**Task:** Please render each line of the material below as a row of a Markdown table with the columns No. and Text, skipping blank lines and leaving out the pictures.

**Excerpted records:**
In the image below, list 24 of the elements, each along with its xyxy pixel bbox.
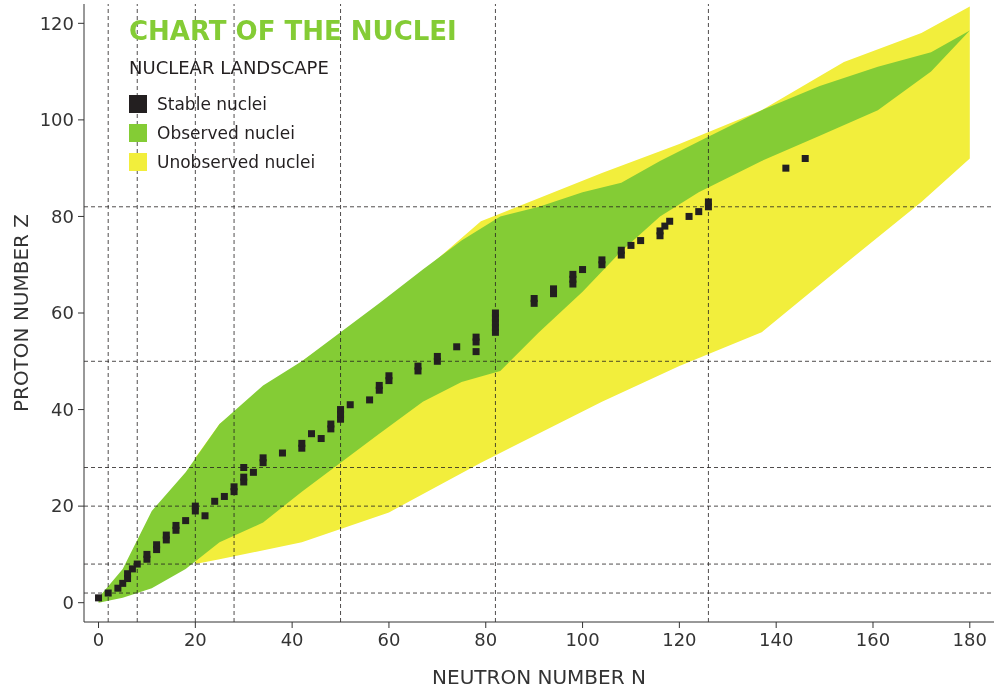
y-tick-label: 60 xyxy=(51,302,74,324)
legend-label: Unobserved nuclei xyxy=(157,151,316,172)
x-tick-label: 60 xyxy=(377,629,401,650)
x-tick-label: 180 xyxy=(952,629,987,650)
x-tick-label: 120 xyxy=(662,629,697,650)
y-tick-label: 0 xyxy=(62,591,74,613)
y-tick-label: 120 xyxy=(39,12,74,34)
x-tick-label: 80 xyxy=(474,629,498,650)
legend-label: Observed nuclei xyxy=(157,122,295,143)
x-tick-label: 40 xyxy=(280,629,304,650)
y-tick-label: 100 xyxy=(39,109,74,131)
x-tick-label: 160 xyxy=(855,629,891,650)
y-tick-label: 40 xyxy=(51,398,74,420)
y-tick-label: 20 xyxy=(51,495,74,517)
x-tick-label: 0 xyxy=(92,629,105,650)
y-tick-label: 80 xyxy=(51,205,74,227)
x-tick-label: 100 xyxy=(565,629,600,650)
y-axis-title: PROTON NUMBER Z xyxy=(9,213,33,413)
legend-label: Stable nuclei xyxy=(157,93,268,114)
x-axis-title: NEUTRON NUMBER N xyxy=(432,665,646,689)
text: CHART OF THE NUCLEI xyxy=(129,16,457,46)
x-tick-label: 20 xyxy=(183,629,207,650)
text: NUCLEAR LANDSCAPE xyxy=(129,57,329,78)
x-tick-label: 140 xyxy=(759,629,794,650)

**Solution to this exercise:**
| No. | Text |
|---|---|
| 1 | In the image below, list 24 of the elements, each along with its xyxy pixel bbox. |
| 2 | y-tick-label: 60 xyxy=(51,302,74,324) |
| 3 | legend-label: Unobserved nuclei xyxy=(157,151,316,172) |
| 4 | x-tick-label: 60 xyxy=(377,629,401,650) |
| 5 | x-tick-label: 180 xyxy=(952,629,987,650) |
| 6 | x-tick-label: 120 xyxy=(662,629,697,650) |
| 7 | y-tick-label: 0 xyxy=(62,591,74,613) |
| 8 | y-tick-label: 120 xyxy=(39,12,74,34) |
| 9 | x-tick-label: 80 xyxy=(474,629,498,650) |
| 10 | legend-label: Observed nuclei xyxy=(157,122,295,143) |
| 11 | x-tick-label: 40 xyxy=(280,629,304,650) |
| 12 | y-tick-label: 100 xyxy=(39,109,74,131) |
| 13 | x-tick-label: 160 xyxy=(855,629,891,650) |
| 14 | y-tick-label: 40 xyxy=(51,398,74,420) |
| 15 | y-tick-label: 20 xyxy=(51,495,74,517) |
| 16 | x-tick-label: 0 xyxy=(92,629,105,650) |
| 17 | y-tick-label: 80 xyxy=(51,205,74,227) |
| 18 | x-tick-label: 100 xyxy=(565,629,600,650) |
| 19 | y-axis-title: PROTON NUMBER Z xyxy=(9,213,33,413) |
| 20 | legend-label: Stable nuclei xyxy=(157,93,268,114) |
| 21 | x-axis-title: NEUTRON NUMBER N xyxy=(432,665,646,689) |
| 22 | text: CHART OF THE NUCLEI xyxy=(129,16,457,46) |
| 23 | x-tick-label: 20 xyxy=(183,629,207,650) |
| 24 | text: NUCLEAR LANDSCAPE xyxy=(129,57,329,78) |
| 25 | x-tick-label: 140 xyxy=(759,629,794,650) |